> **Your goal**:
Your task is to copy the material exactly.

##### Excerpted records

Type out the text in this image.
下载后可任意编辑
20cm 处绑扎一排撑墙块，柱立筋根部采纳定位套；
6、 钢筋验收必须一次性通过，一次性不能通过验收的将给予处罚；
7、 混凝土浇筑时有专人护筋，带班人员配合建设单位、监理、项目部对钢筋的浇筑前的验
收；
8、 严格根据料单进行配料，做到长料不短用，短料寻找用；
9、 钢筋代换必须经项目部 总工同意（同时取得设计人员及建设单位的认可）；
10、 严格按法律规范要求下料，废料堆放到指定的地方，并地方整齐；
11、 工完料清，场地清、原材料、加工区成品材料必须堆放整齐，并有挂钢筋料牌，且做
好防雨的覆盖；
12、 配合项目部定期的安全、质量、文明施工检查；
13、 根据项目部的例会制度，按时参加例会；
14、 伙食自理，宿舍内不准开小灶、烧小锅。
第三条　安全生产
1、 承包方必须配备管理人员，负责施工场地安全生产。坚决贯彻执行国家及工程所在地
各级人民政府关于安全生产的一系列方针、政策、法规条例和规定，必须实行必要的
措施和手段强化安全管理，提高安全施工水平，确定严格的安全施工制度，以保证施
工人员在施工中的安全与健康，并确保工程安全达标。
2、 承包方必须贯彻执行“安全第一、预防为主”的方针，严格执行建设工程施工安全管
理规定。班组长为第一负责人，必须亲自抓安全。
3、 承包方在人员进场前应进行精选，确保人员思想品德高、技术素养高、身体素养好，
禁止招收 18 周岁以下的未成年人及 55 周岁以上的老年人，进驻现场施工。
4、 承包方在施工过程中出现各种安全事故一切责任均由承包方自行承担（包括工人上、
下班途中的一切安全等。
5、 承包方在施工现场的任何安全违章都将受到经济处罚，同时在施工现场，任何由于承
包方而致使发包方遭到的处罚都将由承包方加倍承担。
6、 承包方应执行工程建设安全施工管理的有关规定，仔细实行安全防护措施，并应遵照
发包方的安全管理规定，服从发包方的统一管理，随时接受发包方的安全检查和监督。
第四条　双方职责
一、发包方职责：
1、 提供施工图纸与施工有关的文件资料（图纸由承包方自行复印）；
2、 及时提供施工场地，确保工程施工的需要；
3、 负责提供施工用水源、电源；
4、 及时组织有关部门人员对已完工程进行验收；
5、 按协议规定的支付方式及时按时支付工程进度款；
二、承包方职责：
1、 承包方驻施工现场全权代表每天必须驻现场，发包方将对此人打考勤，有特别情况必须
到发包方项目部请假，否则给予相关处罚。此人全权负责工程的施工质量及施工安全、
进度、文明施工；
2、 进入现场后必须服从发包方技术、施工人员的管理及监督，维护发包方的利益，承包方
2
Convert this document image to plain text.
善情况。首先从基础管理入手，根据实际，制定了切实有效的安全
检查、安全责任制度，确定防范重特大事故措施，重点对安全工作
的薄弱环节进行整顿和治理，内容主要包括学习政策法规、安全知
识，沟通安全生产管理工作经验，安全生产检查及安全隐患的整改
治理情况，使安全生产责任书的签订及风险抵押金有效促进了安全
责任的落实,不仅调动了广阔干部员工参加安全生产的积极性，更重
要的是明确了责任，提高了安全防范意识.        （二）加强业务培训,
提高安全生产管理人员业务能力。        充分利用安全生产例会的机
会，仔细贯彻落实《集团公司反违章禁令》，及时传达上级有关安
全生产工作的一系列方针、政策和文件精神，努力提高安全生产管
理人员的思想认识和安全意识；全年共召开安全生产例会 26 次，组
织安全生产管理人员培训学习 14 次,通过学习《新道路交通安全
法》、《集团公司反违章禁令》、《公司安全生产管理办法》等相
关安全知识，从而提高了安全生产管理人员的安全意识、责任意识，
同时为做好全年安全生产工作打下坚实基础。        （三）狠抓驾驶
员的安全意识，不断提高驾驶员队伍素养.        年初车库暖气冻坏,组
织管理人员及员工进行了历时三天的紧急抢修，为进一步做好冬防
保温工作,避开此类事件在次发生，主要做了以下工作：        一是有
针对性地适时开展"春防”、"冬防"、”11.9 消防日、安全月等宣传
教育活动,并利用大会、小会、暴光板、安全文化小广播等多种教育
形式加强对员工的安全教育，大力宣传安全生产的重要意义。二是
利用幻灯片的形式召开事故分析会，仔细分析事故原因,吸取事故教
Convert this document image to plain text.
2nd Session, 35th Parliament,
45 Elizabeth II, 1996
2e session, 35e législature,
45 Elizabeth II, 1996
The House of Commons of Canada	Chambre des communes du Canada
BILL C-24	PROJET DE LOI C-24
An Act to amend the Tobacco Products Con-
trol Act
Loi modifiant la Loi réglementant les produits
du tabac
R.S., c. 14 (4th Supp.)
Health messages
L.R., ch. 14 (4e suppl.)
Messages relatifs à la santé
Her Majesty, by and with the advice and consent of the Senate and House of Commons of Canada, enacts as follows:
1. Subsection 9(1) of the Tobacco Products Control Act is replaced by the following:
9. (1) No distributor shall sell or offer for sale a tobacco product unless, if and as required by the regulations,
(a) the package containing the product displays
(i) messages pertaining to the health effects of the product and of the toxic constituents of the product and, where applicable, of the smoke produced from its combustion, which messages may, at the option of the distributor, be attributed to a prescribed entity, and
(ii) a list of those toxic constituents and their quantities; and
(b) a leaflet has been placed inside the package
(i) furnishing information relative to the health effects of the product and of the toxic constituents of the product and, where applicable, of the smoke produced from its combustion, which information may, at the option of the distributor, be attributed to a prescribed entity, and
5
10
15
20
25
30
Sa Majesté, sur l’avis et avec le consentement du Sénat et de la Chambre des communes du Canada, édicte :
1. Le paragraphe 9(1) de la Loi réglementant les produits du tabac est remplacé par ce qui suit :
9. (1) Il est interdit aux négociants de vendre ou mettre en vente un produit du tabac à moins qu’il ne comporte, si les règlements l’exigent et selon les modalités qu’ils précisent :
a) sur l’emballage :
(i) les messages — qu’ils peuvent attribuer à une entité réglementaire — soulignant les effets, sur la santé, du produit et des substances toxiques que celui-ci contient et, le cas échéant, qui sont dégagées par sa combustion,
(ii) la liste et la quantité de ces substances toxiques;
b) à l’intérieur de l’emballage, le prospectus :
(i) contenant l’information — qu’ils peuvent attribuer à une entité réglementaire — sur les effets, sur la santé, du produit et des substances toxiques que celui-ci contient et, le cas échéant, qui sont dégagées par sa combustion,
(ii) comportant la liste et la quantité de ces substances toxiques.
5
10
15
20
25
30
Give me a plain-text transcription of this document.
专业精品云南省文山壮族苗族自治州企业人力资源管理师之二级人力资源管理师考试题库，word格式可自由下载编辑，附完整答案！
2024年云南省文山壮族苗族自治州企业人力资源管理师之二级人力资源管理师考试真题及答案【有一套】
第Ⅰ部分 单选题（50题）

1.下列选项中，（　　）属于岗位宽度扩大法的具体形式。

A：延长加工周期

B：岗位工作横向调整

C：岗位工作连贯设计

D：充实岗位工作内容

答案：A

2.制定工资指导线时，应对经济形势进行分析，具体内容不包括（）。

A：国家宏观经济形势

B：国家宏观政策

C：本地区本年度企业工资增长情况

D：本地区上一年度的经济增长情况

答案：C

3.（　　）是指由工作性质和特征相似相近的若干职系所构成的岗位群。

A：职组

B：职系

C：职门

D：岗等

##########

> **Result of this exercise**:
Type out the text in this image.
下载后可任意编辑
20cm 处绑扎一排撑墙块，柱立筋根部采纳定位套；
6、 钢筋验收必须一次性通过，一次性不能通过验收的将给予处罚；
7、 混凝土浇筑时有专人护筋，带班人员配合建设单位、监理、项目部对钢筋的浇筑前的验
收；
8、 严格根据料单进行配料，做到长料不短用，短料寻找用；
9、 钢筋代换必须经项目部 总工同意（同时取得设计人员及建设单位的认可）；
10、 严格按法律规范要求下料，废料堆放到指定的地方，并地方整齐；
11、 工完料清，场地清、原材料、加工区成品材料必须堆放整齐，并有挂钢筋料牌，且做
好防雨的覆盖；
12、 配合项目部定期的安全、质量、文明施工检查；
13、 根据项目部的例会制度，按时参加例会；
14、 伙食自理，宿舍内不准开小灶、烧小锅。
第三条　安全生产
1、 承包方必须配备管理人员，负责施工场地安全生产。坚决贯彻执行国家及工程所在地
各级人民政府关于安全生产的一系列方针、政策、法规条例和规定，必须实行必要的
措施和手段强化安全管理，提高安全施工水平，确定严格的安全施工制度，以保证施
工人员在施工中的安全与健康，并确保工程安全达标。
2、 承包方必须贯彻执行“安全第一、预防为主”的方针，严格执行建设工程施工安全管
理规定。班组长为第一负责人，必须亲自抓安全。
3、 承包方在人员进场前应进行精选，确保人员思想品德高、技术素养高、身体素养好，
禁止招收 18 周岁以下的未成年人及 55 周岁以上的老年人，进驻现场施工。
4、 承包方在施工过程中出现各种安全事故一切责任均由承包方自行承担（包括工人上、
下班途中的一切安全等。
5、 承包方在施工现场的任何安全违章都将受到经济处罚，同时在施工现场，任何由于承
包方而致使发包方遭到的处罚都将由承包方加倍承担。
6、 承包方应执行工程建设安全施工管理的有关规定，仔细实行安全防护措施，并应遵照
发包方的安全管理规定，服从发包方的统一管理，随时接受发包方的安全检查和监督。
第四条　双方职责
一、发包方职责：
1、 提供施工图纸与施工有关的文件资料（图纸由承包方自行复印）；
2、 及时提供施工场地，确保工程施工的需要；
3、 负责提供施工用水源、电源；
4、 及时组织有关部门人员对已完工程进行验收；
5、 按协议规定的支付方式及时按时支付工程进度款；
二、承包方职责：
1、 承包方驻施工现场全权代表每天必须驻现场，发包方将对此人打考勤，有特别情况必须
到发包方项目部请假，否则给予相关处罚。此人全权负责工程的施工质量及施工安全、
进度、文明施工；
2、 进入现场后必须服从发包方技术、施工人员的管理及监督，维护发包方的利益，承包方
2
Convert this document image to plain text.
善情况。首先从基础管理入手，根据实际，制定了切实有效的安全
检查、安全责任制度，确定防范重特大事故措施，重点对安全工作
的薄弱环节进行整顿和治理，内容主要包括学习政策法规、安全知
识，沟通安全生产管理工作经验，安全生产检查及安全隐患的整改
治理情况，使安全生产责任书的签订及风险抵押金有效促进了安全
责任的落实,不仅调动了广阔干部员工参加安全生产的积极性，更重
要的是明确了责任，提高了安全防范意识.        （二）加强业务培训,
提高安全生产管理人员业务能力。        充分利用安全生产例会的机
会，仔细贯彻落实《集团公司反违章禁令》，及时传达上级有关安
全生产工作的一系列方针、政策和文件精神，努力提高安全生产管
理人员的思想认识和安全意识；全年共召开安全生产例会 26 次，组
织安全生产管理人员培训学习 14 次,通过学习《新道路交通安全
法》、《集团公司反违章禁令》、《公司安全生产管理办法》等相
关安全知识，从而提高了安全生产管理人员的安全意识、责任意识，
同时为做好全年安全生产工作打下坚实基础。        （三）狠抓驾驶
员的安全意识，不断提高驾驶员队伍素养.        年初车库暖气冻坏,组
织管理人员及员工进行了历时三天的紧急抢修，为进一步做好冬防
保温工作,避开此类事件在次发生，主要做了以下工作：        一是有
针对性地适时开展"春防”、"冬防"、”11.9 消防日、安全月等宣传
教育活动,并利用大会、小会、暴光板、安全文化小广播等多种教育
形式加强对员工的安全教育，大力宣传安全生产的重要意义。二是
利用幻灯片的形式召开事故分析会，仔细分析事故原因,吸取事故教
Convert this document image to plain text.
2nd Session, 35th Parliament,
45 Elizabeth II, 1996
2e session, 35e législature,
45 Elizabeth II, 1996
The House of Commons of Canada	Chambre des communes du Canada
BILL C-24	PROJET DE LOI C-24
An Act to amend the Tobacco Products Con-
trol Act
Loi modifiant la Loi réglementant les produits
du tabac
R.S., c. 14 (4th Supp.)
Health messages
L.R., ch. 14 (4e suppl.)
Messages relatifs à la santé
Her Majesty, by and with the advice and consent of the Senate and House of Commons of Canada, enacts as follows:
1. Subsection 9(1) of the Tobacco Products Control Act is replaced by the following:
9. (1) No distributor shall sell or offer for sale a tobacco product unless, if and as required by the regulations,
(a) the package containing the product displays
(i) messages pertaining to the health effects of the product and of the toxic constituents of the product and, where applicable, of the smoke produced from its combustion, which messages may, at the option of the distributor, be attributed to a prescribed entity, and
(ii) a list of those toxic constituents and their quantities; and
(b) a leaflet has been placed inside the package
(i) furnishing information relative to the health effects of the product and of the toxic constituents of the product and, where applicable, of the smoke produced from its combustion, which information may, at the option of the distributor, be attributed to a prescribed entity, and
5
10
15
20
25
30
Sa Majesté, sur l’avis et avec le consentement du Sénat et de la Chambre des communes du Canada, édicte :
1. Le paragraphe 9(1) de la Loi réglementant les produits du tabac est remplacé par ce qui suit :
9. (1) Il est interdit aux négociants de vendre ou mettre en vente un produit du tabac à moins qu’il ne comporte, si les règlements l’exigent et selon les modalités qu’ils précisent :
a) sur l’emballage :
(i) les messages — qu’ils peuvent attribuer à une entité réglementaire — soulignant les effets, sur la santé, du produit et des substances toxiques que celui-ci contient et, le cas échéant, qui sont dégagées par sa combustion,
(ii) la liste et la quantité de ces substances toxiques;
b) à l’intérieur de l’emballage, le prospectus :
(i) contenant l’information — qu’ils peuvent attribuer à une entité réglementaire — sur les effets, sur la santé, du produit et des substances toxiques que celui-ci contient et, le cas échéant, qui sont dégagées par sa combustion,
(ii) comportant la liste et la quantité de ces substances toxiques.
5
10
15
20
25
30
Give me a plain-text transcription of this document.
专业精品云南省文山壮族苗族自治州企业人力资源管理师之二级人力资源管理师考试题库，word格式可自由下载编辑，附完整答案！
2024年云南省文山壮族苗族自治州企业人力资源管理师之二级人力资源管理师考试真题及答案【有一套】
第Ⅰ部分 单选题（50题）

1.下列选项中，（　　）属于岗位宽度扩大法的具体形式。

A：延长加工周期

B：岗位工作横向调整

C：岗位工作连贯设计

D：充实岗位工作内容

答案：A

2.制定工资指导线时，应对经济形势进行分析，具体内容不包括（）。

A：国家宏观经济形势

B：国家宏观政策

C：本地区本年度企业工资增长情况

D：本地区上一年度的经济增长情况

答案：C

3.（　　）是指由工作性质和特征相似相近的若干职系所构成的岗位群。

A：职组

B：职系

C：职门

D：岗等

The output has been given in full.